Extracted records:

-=-=-

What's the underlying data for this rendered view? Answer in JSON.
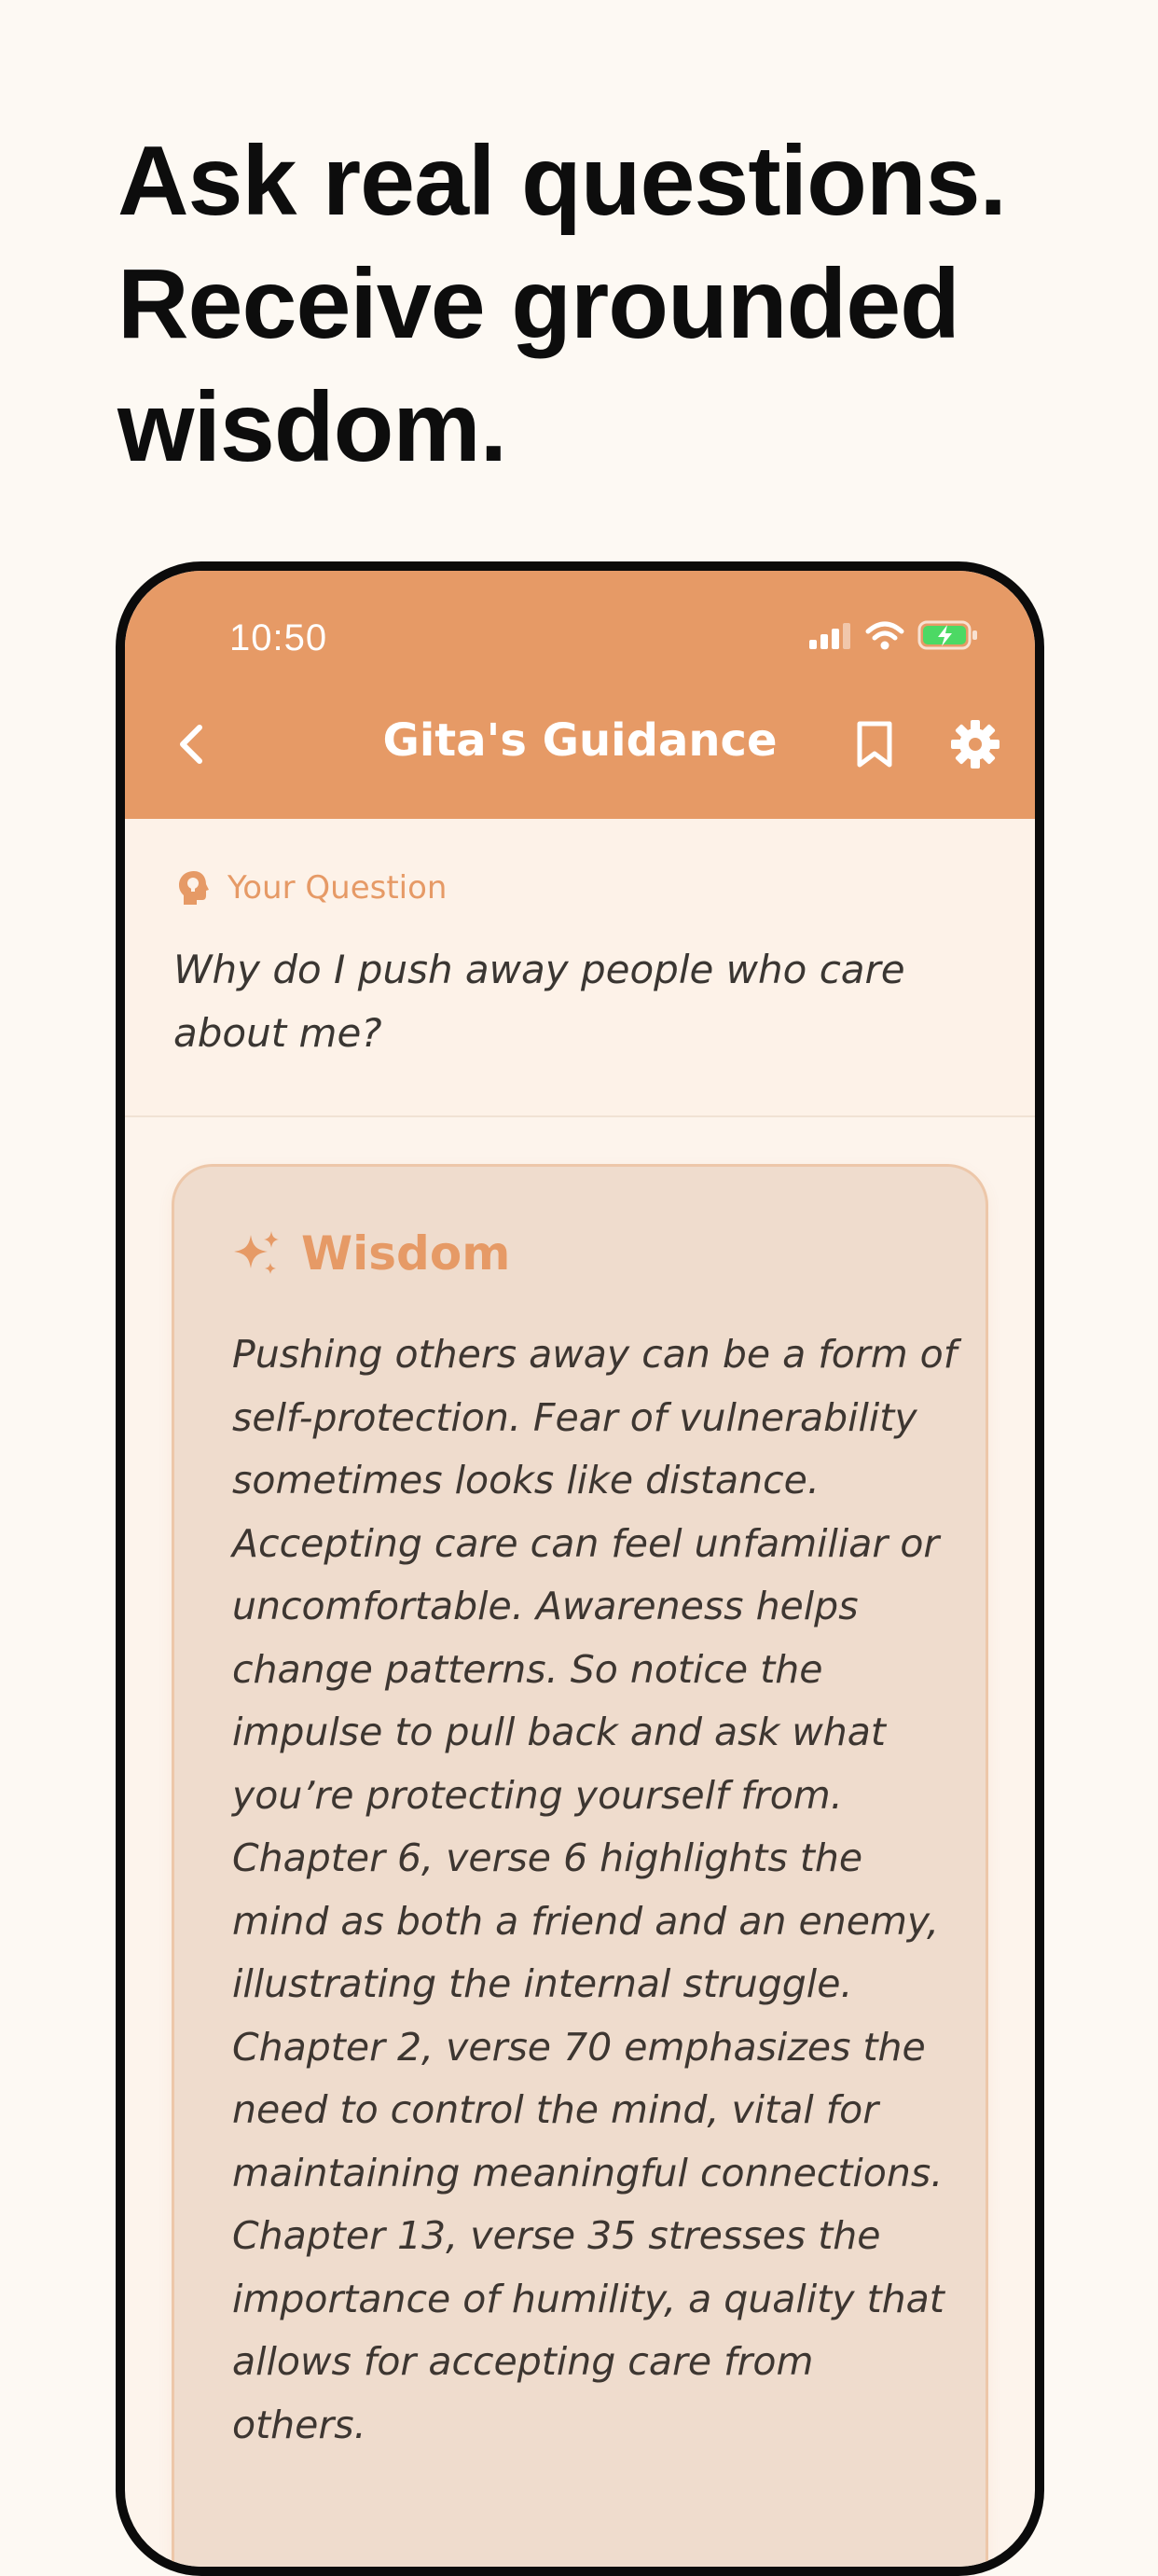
{
  "headline": {
    "line1": "Ask real questions.",
    "line2": "Receive grounded",
    "line3": "wisdom."
  },
  "status_bar": {
    "time": "10:50"
  },
  "nav": {
    "title": "Gita's Guidance"
  },
  "question": {
    "label": "Your Question",
    "text": "Why do I push away people who care about me?"
  },
  "wisdom": {
    "title": "Wisdom",
    "text": "Pushing others away can be a form of self-protection. Fear of vulnerability sometimes looks like distance. Accepting care can feel unfamiliar or uncomfortable. Awareness helps change patterns. So notice the impulse to pull back and ask what you’re protecting yourself from. Chapter 6, verse 6 highlights the mind as both a friend and an enemy, illustrating the internal struggle. Chapter 2, verse 70 emphasizes the need to control the mind, vital for maintaining meaningful connections. Chapter 13, verse 35 stresses the importance of humility, a quality that allows for accepting care from others."
  },
  "colors": {
    "accent": "#e69a66",
    "background": "#fdf9f3",
    "card": "#efdccd",
    "battery": "#4cd964"
  },
  "icons": {
    "back": "chevron-left-icon",
    "bookmark": "bookmark-icon",
    "settings": "gear-icon",
    "question": "head-lightbulb-icon",
    "wisdom": "sparkles-icon",
    "signal": "signal-icon",
    "wifi": "wifi-icon",
    "battery": "battery-charging-icon"
  }
}
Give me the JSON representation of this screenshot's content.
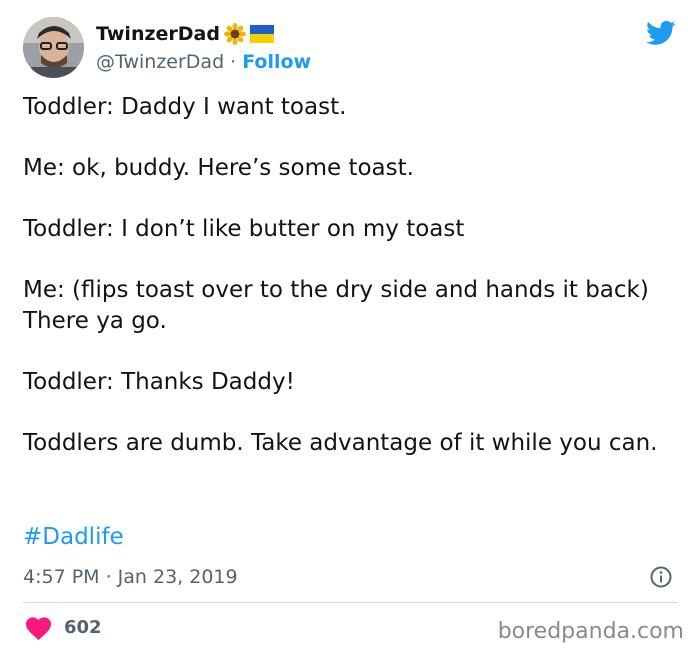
{
  "author": {
    "display_name": "TwinzerDad",
    "handle": "@TwinzerDad",
    "separator": "·",
    "follow_label": "Follow",
    "badges": [
      "sunflower-icon",
      "ukraine-flag-icon"
    ]
  },
  "tweet": {
    "paragraphs": [
      "Toddler: Daddy I want toast.",
      "Me: ok, buddy. Here’s some toast.",
      "Toddler: I don’t like butter on my toast",
      "Me: (flips toast over to the dry side and hands it back) There ya go.",
      "Toddler: Thanks Daddy!",
      "Toddlers are dumb. Take advantage of it while you can."
    ],
    "hashtag": "#Dadlife",
    "timestamp": "4:57 PM · Jan 23, 2019",
    "like_count": "602"
  },
  "watermark": "boredpanda.com",
  "colors": {
    "accent": "#1d9bf0",
    "like": "#f91880",
    "text": "#0f1419",
    "secondary": "#536471"
  }
}
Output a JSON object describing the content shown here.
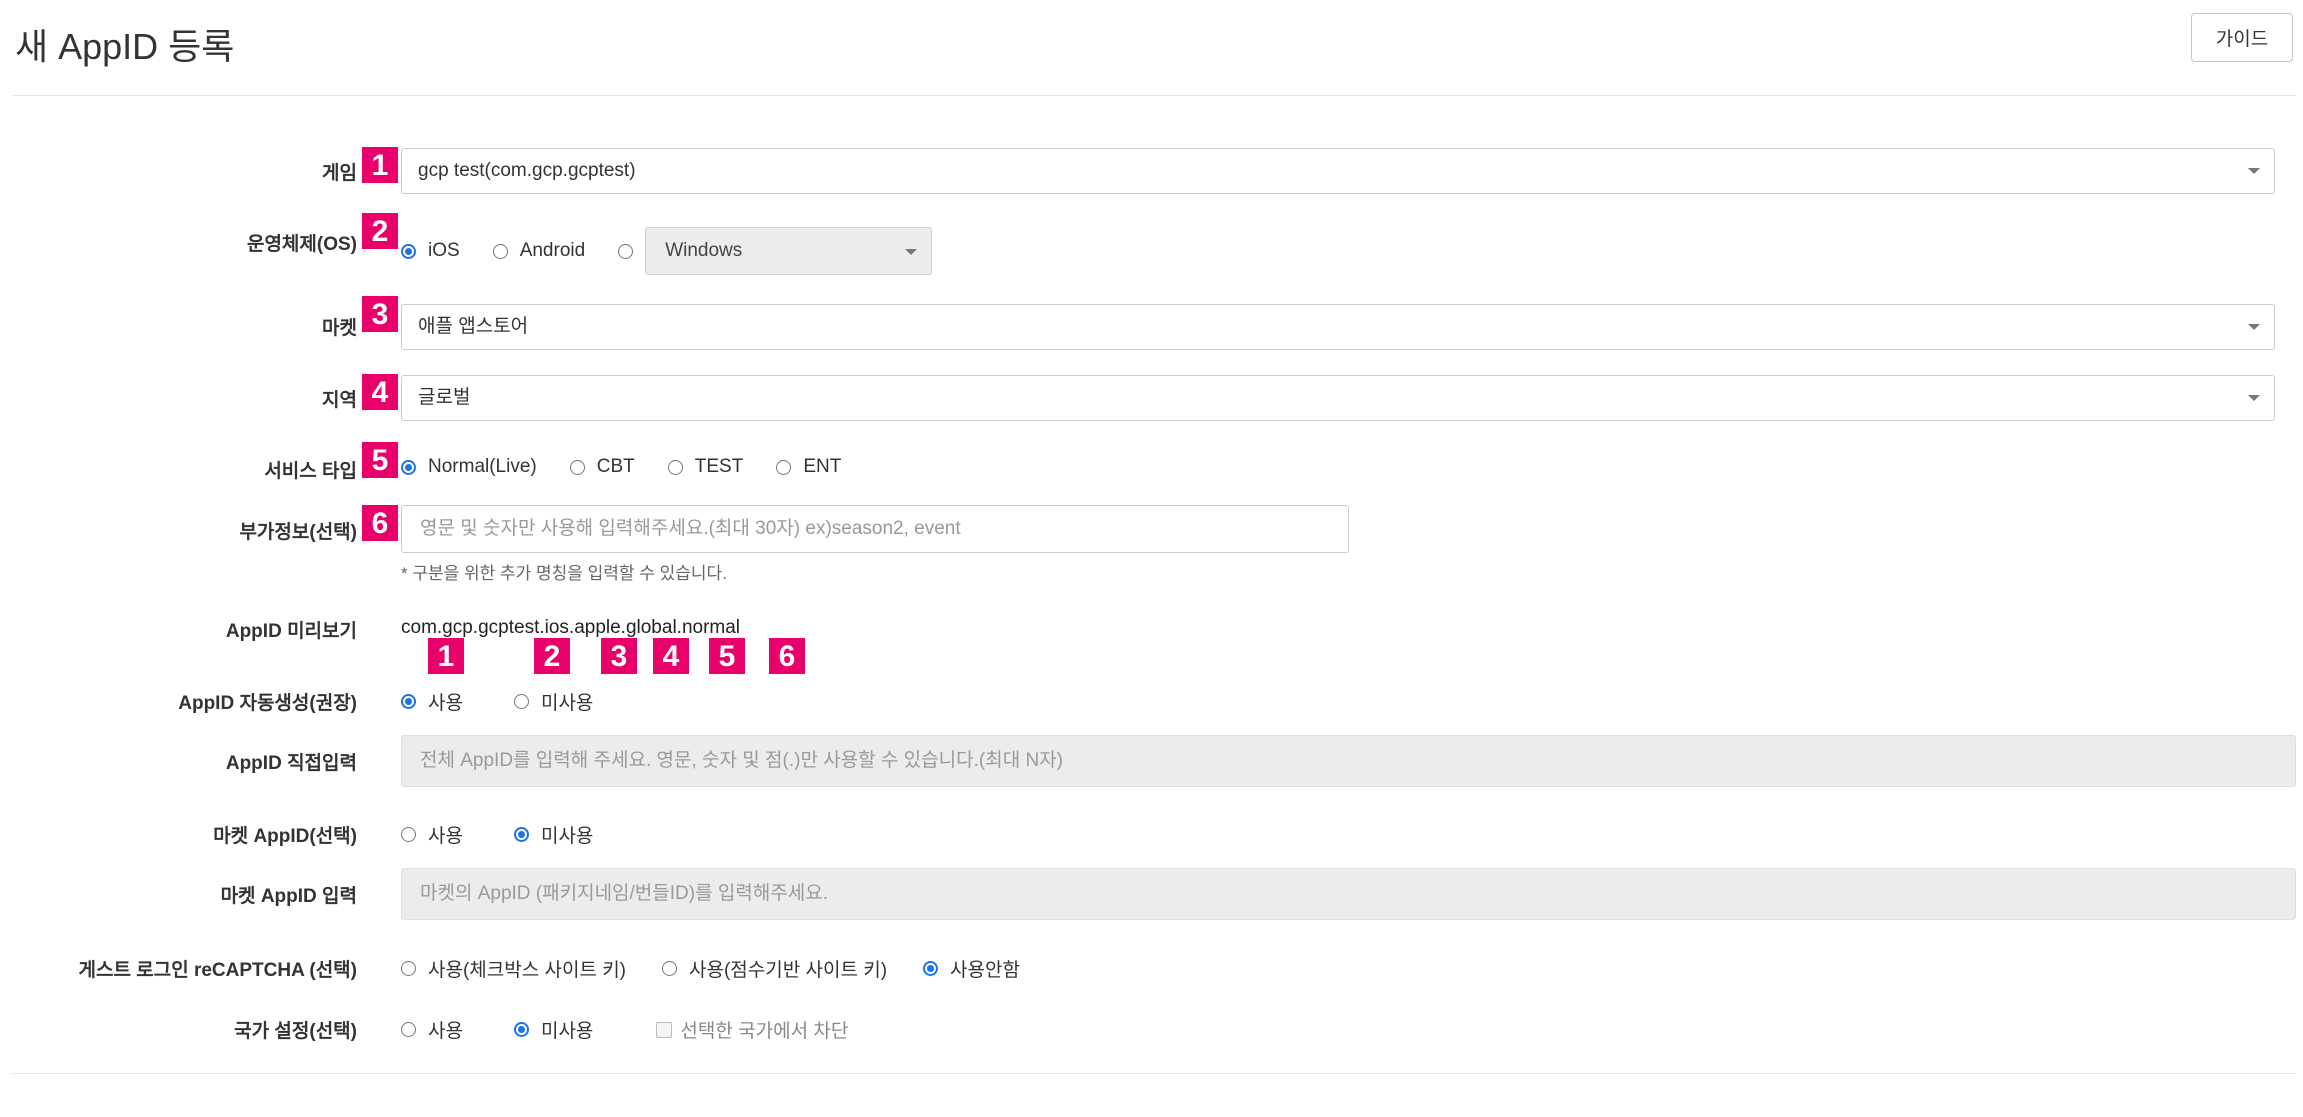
{
  "header": {
    "title": "새 AppID 등록",
    "guide_button": "가이드"
  },
  "fields": {
    "game": {
      "label": "게임",
      "badge": "1",
      "value": "gcp test(com.gcp.gcptest)"
    },
    "os": {
      "label": "운영체제(OS)",
      "badge": "2",
      "options": [
        "iOS",
        "Android"
      ],
      "selected": "iOS",
      "other_select": "Windows"
    },
    "market": {
      "label": "마켓",
      "badge": "3",
      "value": "애플 앱스토어"
    },
    "region": {
      "label": "지역",
      "badge": "4",
      "value": "글로벌"
    },
    "service_type": {
      "label": "서비스 타입",
      "badge": "5",
      "options": [
        "Normal(Live)",
        "CBT",
        "TEST",
        "ENT"
      ],
      "selected": "Normal(Live)"
    },
    "extra_info": {
      "label": "부가정보(선택)",
      "badge": "6",
      "placeholder": "영문 및 숫자만 사용해 입력해주세요.(최대 30자) ex)season2, event",
      "hint": "* 구분을 위한 추가 명칭을 입력할 수 있습니다."
    },
    "appid_preview": {
      "label": "AppID 미리보기",
      "value": "com.gcp.gcptest.ios.apple.global.normal",
      "badges": [
        "1",
        "2",
        "3",
        "4",
        "5",
        "6"
      ]
    },
    "appid_auto": {
      "label": "AppID 자동생성(권장)",
      "options": [
        "사용",
        "미사용"
      ],
      "selected": "사용"
    },
    "appid_direct": {
      "label": "AppID 직접입력",
      "placeholder": "전체 AppID를 입력해 주세요. 영문, 숫자 및 점(.)만 사용할 수 있습니다.(최대 N자)"
    },
    "market_appid": {
      "label": "마켓 AppID(선택)",
      "options": [
        "사용",
        "미사용"
      ],
      "selected": "미사용"
    },
    "market_appid_input": {
      "label": "마켓 AppID 입력",
      "placeholder": "마켓의 AppID (패키지네임/번들ID)를 입력해주세요."
    },
    "recaptcha": {
      "label": "게스트 로그인 reCAPTCHA (선택)",
      "options": [
        "사용(체크박스 사이트 키)",
        "사용(점수기반 사이트 키)",
        "사용안함"
      ],
      "selected": "사용안함"
    },
    "country": {
      "label": "국가 설정(선택)",
      "options": [
        "사용",
        "미사용"
      ],
      "selected": "미사용",
      "checkbox_label": "선택한 국가에서 차단"
    }
  },
  "colors": {
    "badge": "#e8006b",
    "radio_selected": "#1a73e8"
  }
}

-=-=-

What you need to do:
Can you restate all the records above word for word while dropping the pictures?

The output:
What's the underlying data for this rendered view? Answer in JSON.
{
  "headline": {
    "line1": "Ask real questions.",
    "line2": "Receive grounded",
    "line3": "wisdom."
  },
  "status_bar": {
    "time": "10:50"
  },
  "nav": {
    "title": "Gita's Guidance"
  },
  "question": {
    "label": "Your Question",
    "text": "Why do I push away people who care about me?"
  },
  "wisdom": {
    "title": "Wisdom",
    "text": "Pushing others away can be a form of self-protection. Fear of vulnerability sometimes looks like distance. Accepting care can feel unfamiliar or uncomfortable. Awareness helps change patterns. So notice the impulse to pull back and ask what you’re protecting yourself from. Chapter 6, verse 6 highlights the mind as both a friend and an enemy, illustrating the internal struggle. Chapter 2, verse 70 emphasizes the need to control the mind, vital for maintaining meaningful connections. Chapter 13, verse 35 stresses the importance of humility, a quality that allows for accepting care from others."
  },
  "colors": {
    "accent": "#e69a66",
    "background": "#fdf9f3",
    "card": "#efdccd",
    "battery": "#4cd964"
  },
  "icons": {
    "back": "chevron-left-icon",
    "bookmark": "bookmark-icon",
    "settings": "gear-icon",
    "question": "head-lightbulb-icon",
    "wisdom": "sparkles-icon",
    "signal": "signal-icon",
    "wifi": "wifi-icon",
    "battery": "battery-charging-icon"
  }
}
Give me the JSON representation of this screenshot's content.
{
  "author": {
    "display_name": "TwinzerDad",
    "handle": "@TwinzerDad",
    "separator": "·",
    "follow_label": "Follow",
    "badges": [
      "sunflower-icon",
      "ukraine-flag-icon"
    ]
  },
  "tweet": {
    "paragraphs": [
      "Toddler: Daddy I want toast.",
      "Me: ok, buddy. Here’s some toast.",
      "Toddler: I don’t like butter on my toast",
      "Me: (flips toast over to the dry side and hands it back) There ya go.",
      "Toddler: Thanks Daddy!",
      "Toddlers are dumb. Take advantage of it while you can."
    ],
    "hashtag": "#Dadlife",
    "timestamp": "4:57 PM · Jan 23, 2019",
    "like_count": "602"
  },
  "watermark": "boredpanda.com",
  "colors": {
    "accent": "#1d9bf0",
    "like": "#f91880",
    "text": "#0f1419",
    "secondary": "#536471"
  }
}
Output a JSON object describing the content shown here.
{
  "header": {
    "title": "새 AppID 등록",
    "guide_button": "가이드"
  },
  "fields": {
    "game": {
      "label": "게임",
      "badge": "1",
      "value": "gcp test(com.gcp.gcptest)"
    },
    "os": {
      "label": "운영체제(OS)",
      "badge": "2",
      "options": [
        "iOS",
        "Android"
      ],
      "selected": "iOS",
      "other_select": "Windows"
    },
    "market": {
      "label": "마켓",
      "badge": "3",
      "value": "애플 앱스토어"
    },
    "region": {
      "label": "지역",
      "badge": "4",
      "value": "글로벌"
    },
    "service_type": {
      "label": "서비스 타입",
      "badge": "5",
      "options": [
        "Normal(Live)",
        "CBT",
        "TEST",
        "ENT"
      ],
      "selected": "Normal(Live)"
    },
    "extra_info": {
      "label": "부가정보(선택)",
      "badge": "6",
      "placeholder": "영문 및 숫자만 사용해 입력해주세요.(최대 30자) ex)season2, event",
      "hint": "* 구분을 위한 추가 명칭을 입력할 수 있습니다."
    },
    "appid_preview": {
      "label": "AppID 미리보기",
      "value": "com.gcp.gcptest.ios.apple.global.normal",
      "badges": [
        "1",
        "2",
        "3",
        "4",
        "5",
        "6"
      ]
    },
    "appid_auto": {
      "label": "AppID 자동생성(권장)",
      "options": [
        "사용",
        "미사용"
      ],
      "selected": "사용"
    },
    "appid_direct": {
      "label": "AppID 직접입력",
      "placeholder": "전체 AppID를 입력해 주세요. 영문, 숫자 및 점(.)만 사용할 수 있습니다.(최대 N자)"
    },
    "market_appid": {
      "label": "마켓 AppID(선택)",
      "options": [
        "사용",
        "미사용"
      ],
      "selected": "미사용"
    },
    "market_appid_input": {
      "label": "마켓 AppID 입력",
      "placeholder": "마켓의 AppID (패키지네임/번들ID)를 입력해주세요."
    },
    "recaptcha": {
      "label": "게스트 로그인 reCAPTCHA (선택)",
      "options": [
        "사용(체크박스 사이트 키)",
        "사용(점수기반 사이트 키)",
        "사용안함"
      ],
      "selected": "사용안함"
    },
    "country": {
      "label": "국가 설정(선택)",
      "options": [
        "사용",
        "미사용"
      ],
      "selected": "미사용",
      "checkbox_label": "선택한 국가에서 차단"
    }
  },
  "colors": {
    "badge": "#e8006b",
    "radio_selected": "#1a73e8"
  }
}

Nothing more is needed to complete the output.